Task requirements:
Scan the records for the string "viendo"; copy each line where it occurs.

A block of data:
....

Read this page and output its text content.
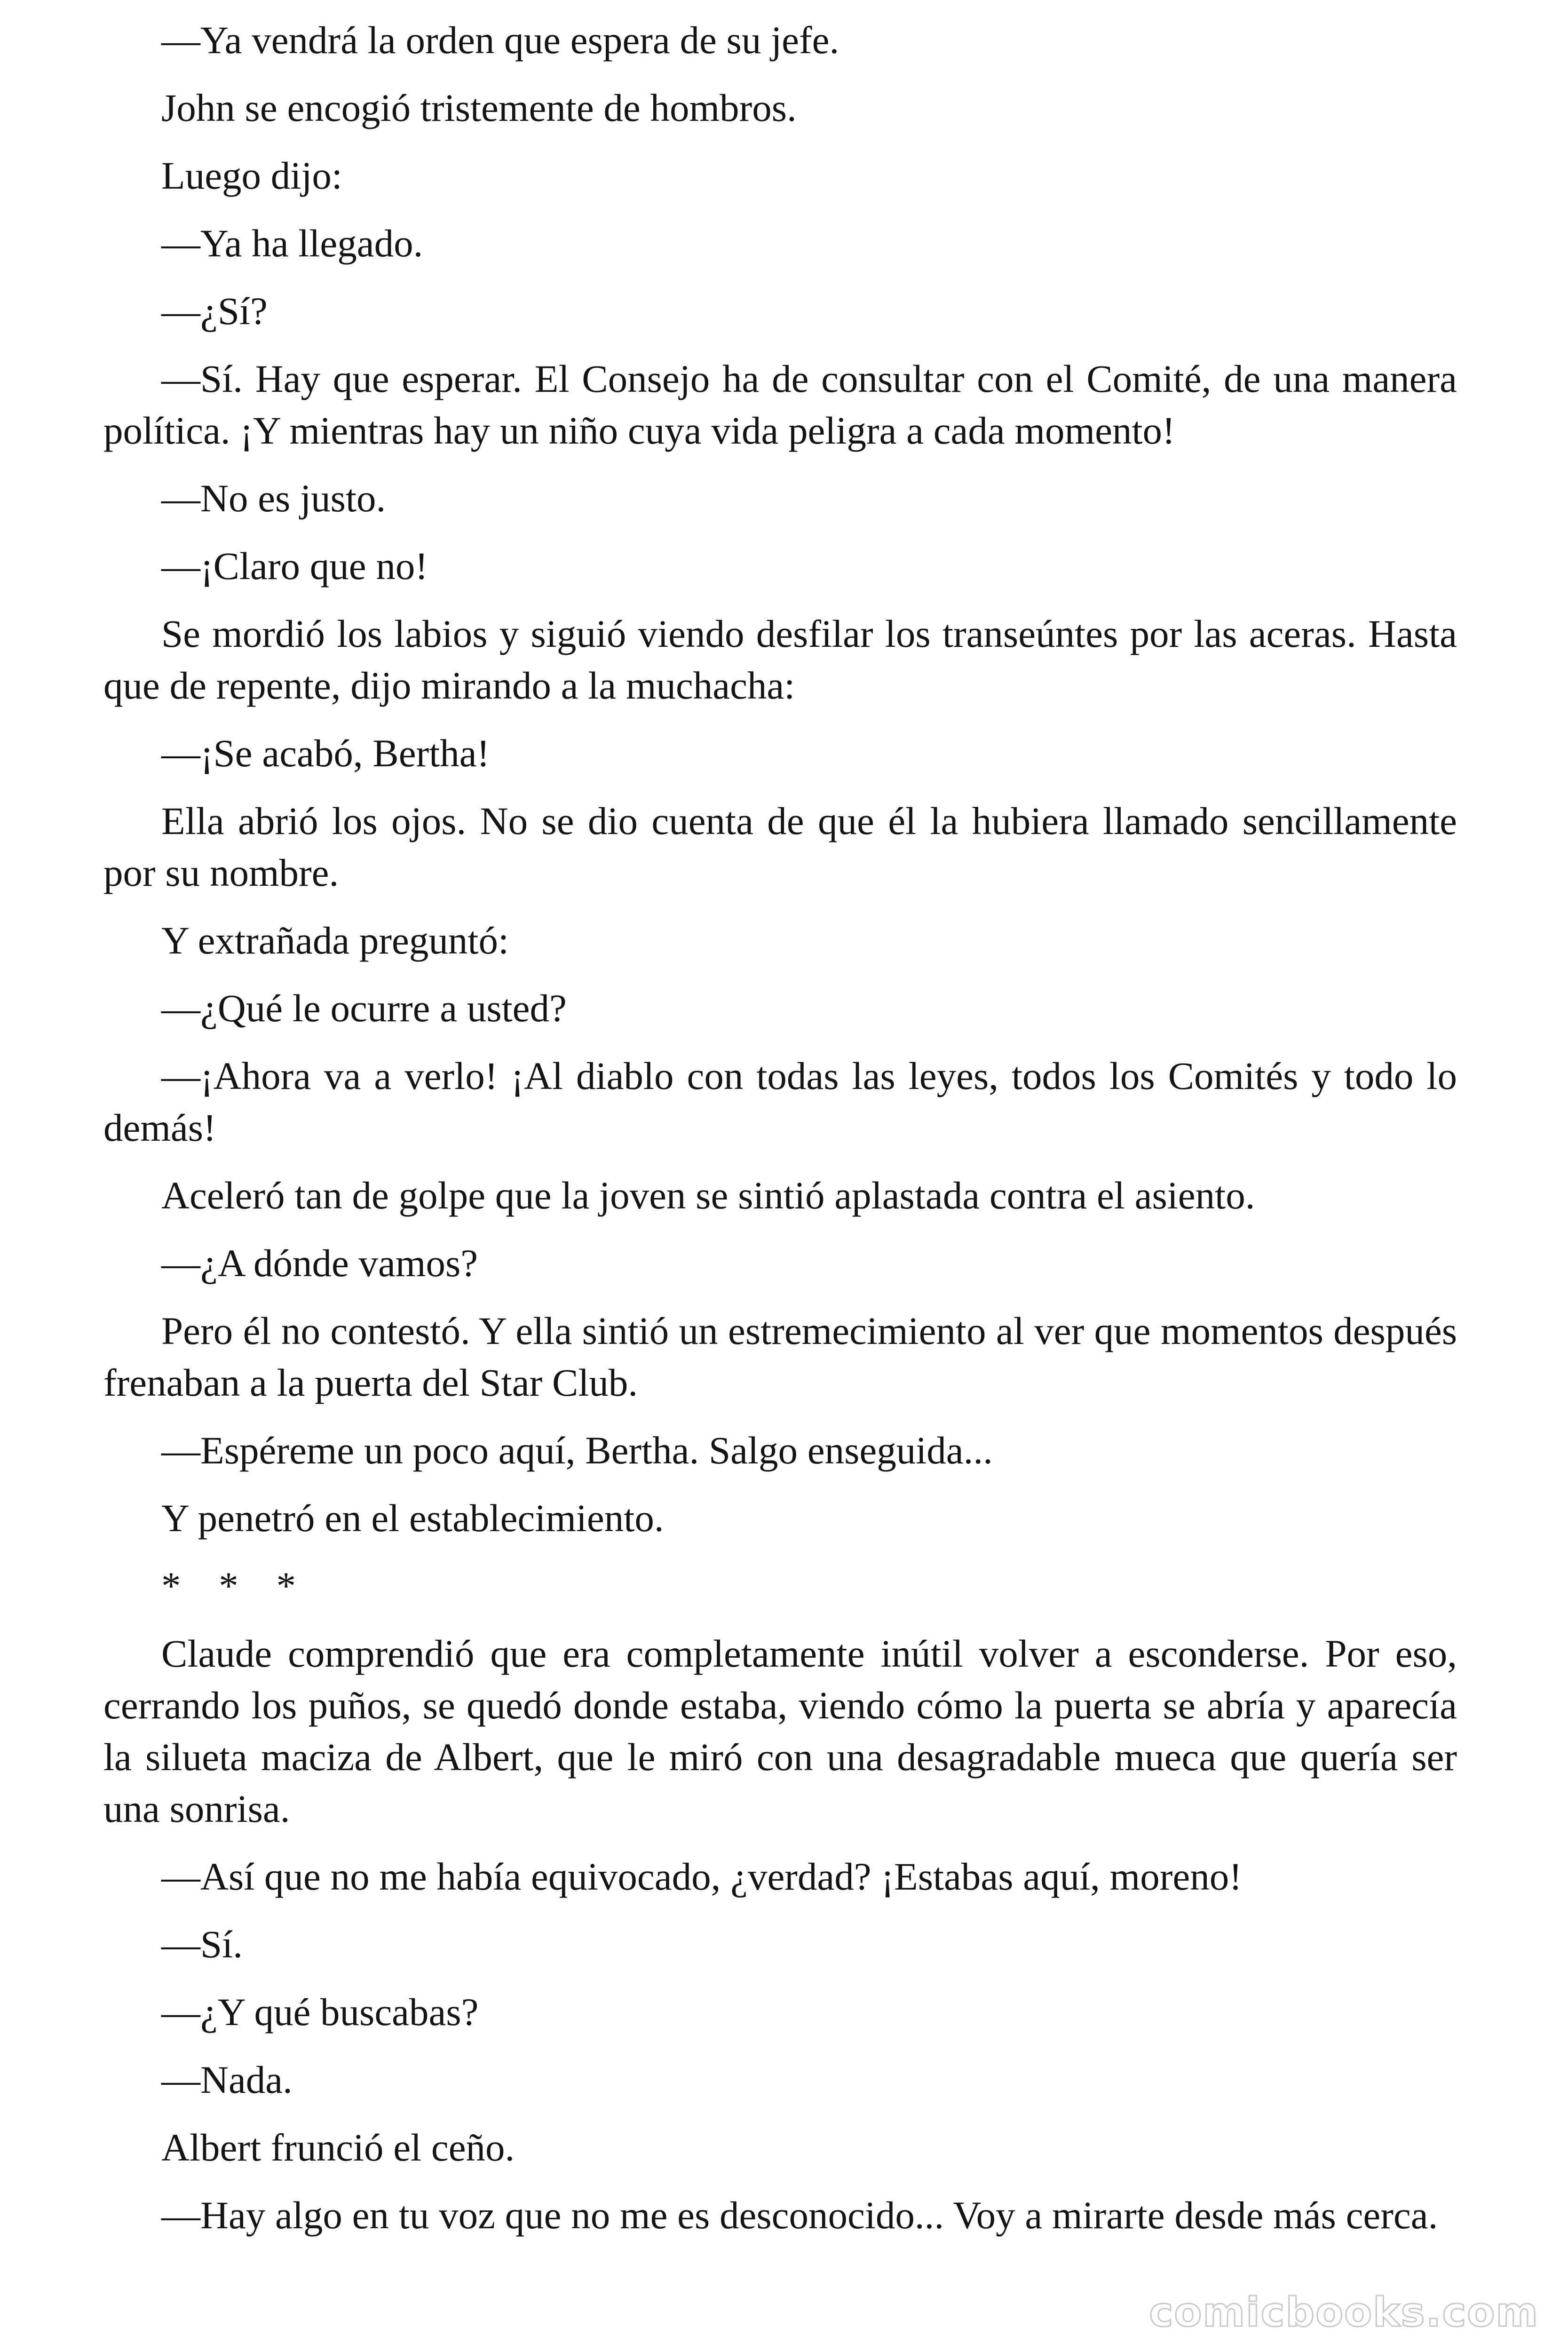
—Ya vendrá la orden que espera de su jefe.

John se encogió tristemente de hombros.

Luego dijo:

—Ya ha llegado.

—¿Sí?

—Sí. Hay que esperar. El Consejo ha de consultar con el Comité, de una manera política. ¡Y mientras hay un niño cuya vida peligra a cada momento!

—No es justo.

—¡Claro que no!

Se mordió los labios y siguió viendo desfilar los transeúntes por las aceras. Hasta que de repente, dijo mirando a la muchacha:

—¡Se acabó, Bertha!

Ella abrió los ojos. No se dio cuenta de que él la hubiera llamado sencillamente por su nombre.

Y extrañada preguntó:

—¿Qué le ocurre a usted?

—¡Ahora va a verlo! ¡Al diablo con todas las leyes, todos los Comités y todo lo demás!

Aceleró tan de golpe que la joven se sintió aplastada contra el asiento.

—¿A dónde vamos?

Pero él no contestó. Y ella sintió un estremecimiento al ver que momentos después frenaban a la puerta del Star Club.

—Espéreme un poco aquí, Bertha. Salgo enseguida...

Y penetró en el establecimiento.

* * *

Claude comprendió que era completamente inútil volver a esconderse. Por eso, cerrando los puños, se quedó donde estaba, viendo cómo la puerta se abría y aparecía la silueta maciza de Albert, que le miró con una desagradable mueca que quería ser una sonrisa.

—Así que no me había equivocado, ¿verdad? ¡Estabas aquí, moreno!

—Sí.

—¿Y qué buscabas?

—Nada.

Albert frunció el ceño.

—Hay algo en tu voz que no me es desconocido... Voy a mirarte desde más cerca.

comicbooks.com
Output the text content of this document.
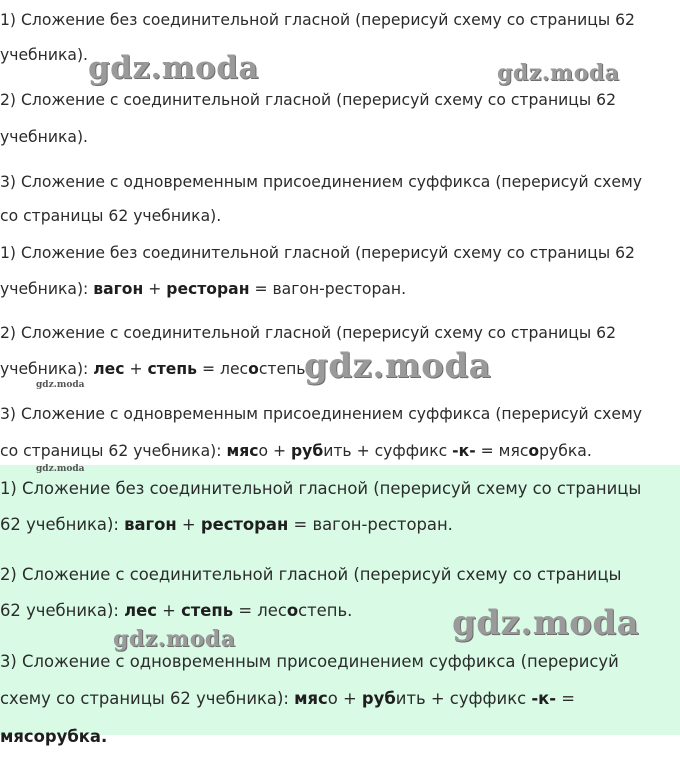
1) Сложение без соединительной гласной (перерисуй схему со страницы 62
учебника).
2) Сложение с соединительной гласной (перерисуй схему со страницы 62
учебника).
3) Сложение с одновременным присоединением суффикса (перерисуй схему
со страницы 62 учебника).
1) Сложение без соединительной гласной (перерисуй схему со страницы 62
учебника): вагон + ресторан = вагон-ресторан.
2) Сложение с соединительной гласной (перерисуй схему со страницы 62
учебника): лес + степь = лесостепь.
3) Сложение с одновременным присоединением суффикса (перерисуй схему
со страницы 62 учебника): мясо + рубить + суффикс -к- = мясорубка.
1) Сложение без соединительной гласной (перерисуй схему со страницы
62 учебника): вагон + ресторан = вагон-ресторан.
2) Сложение с соединительной гласной (перерисуй схему со страницы
62 учебника): лес + степь = лесостепь.
3) Сложение с одновременным присоединением суффикса (перерисуй
схему со страницы 62 учебника): мясо + рубить + суффикс -к- =
мясорубка.
gdz.moda	gdz.moda
gdz.moda
gdz.moda
gdz.moda
gdz.moda
gdz.moda
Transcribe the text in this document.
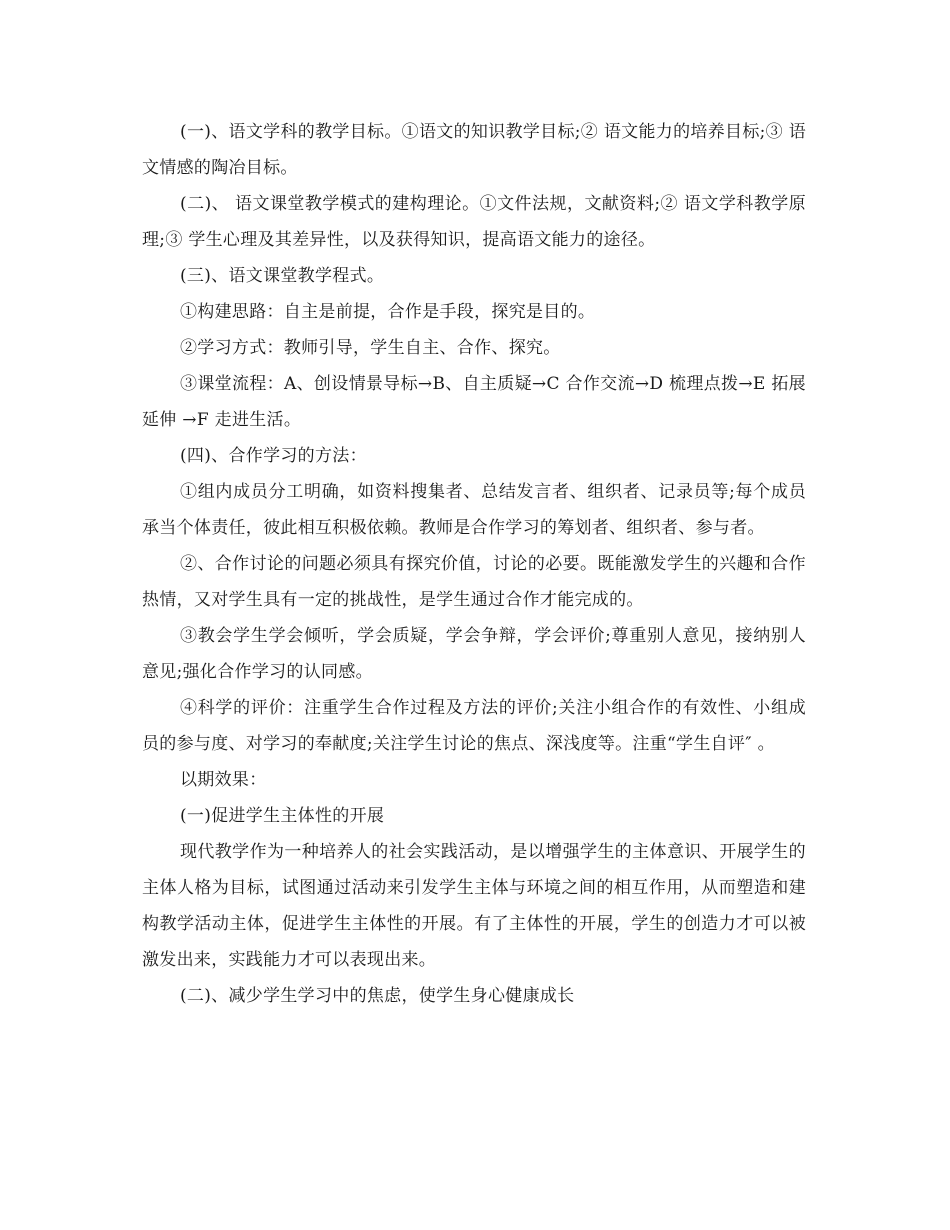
(一)、语文学科的教学目标。①语文的知识教学目标;② 语文能力的培养目标;③ 语文情感的陶冶目标。

(二)、 语文课堂教学模式的建构理论。①文件法规，文献资料;② 语文学科教学原理;③ 学生心理及其差异性，以及获得知识，提高语文能力的途径。

(三)、语文课堂教学程式。

①构建思路：自主是前提，合作是手段，探究是目的。

②学习方式：教师引导，学生自主、合作、探究。

③课堂流程：A、创设情景导标→B、自主质疑→C 合作交流→D 梳理点拨→E 拓展延伸 →F 走进生活。

(四)、合作学习的方法：

①组内成员分工明确，如资料搜集者、总结发言者、组织者、记录员等;每个成员承当个体责任，彼此相互积极依赖。教师是合作学习的筹划者、组织者、参与者。

②、合作讨论的问题必须具有探究价值，讨论的必要。既能激发学生的兴趣和合作热情，又对学生具有一定的挑战性，是学生通过合作才能完成的。

③教会学生学会倾听，学会质疑，学会争辩，学会评价;尊重别人意见，接纳别人意见;强化合作学习的认同感。

④科学的评价：注重学生合作过程及方法的评价;关注小组合作的有效性、小组成员的参与度、对学习的奉献度;关注学生讨论的焦点、深浅度等。注重“学生自评″ 。

以期效果：

(一)促进学生主体性的开展

现代教学作为一种培养人的社会实践活动，是以增强学生的主体意识、开展学生的主体人格为目标，试图通过活动来引发学生主体与环境之间的相互作用，从而塑造和建构教学活动主体，促进学生主体性的开展。有了主体性的开展，学生的创造力才可以被激发出来，实践能力才可以表现出来。

(二)、减少学生学习中的焦虑，使学生身心健康成长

....

Task solution:
Se mordió los labios y siguió viendo desfilar los transeúntes por las aceras. Hasta que de repente, dijo mirando a la muchacha:
Claude comprendió que era completamente inútil volver a esconderse. Por eso, cerrando los puños, se quedó donde estaba, viendo cómo la puerta se abría y aparecía la silueta maciza de Albert, que le miró con una desagradable mueca que quería ser una sonrisa.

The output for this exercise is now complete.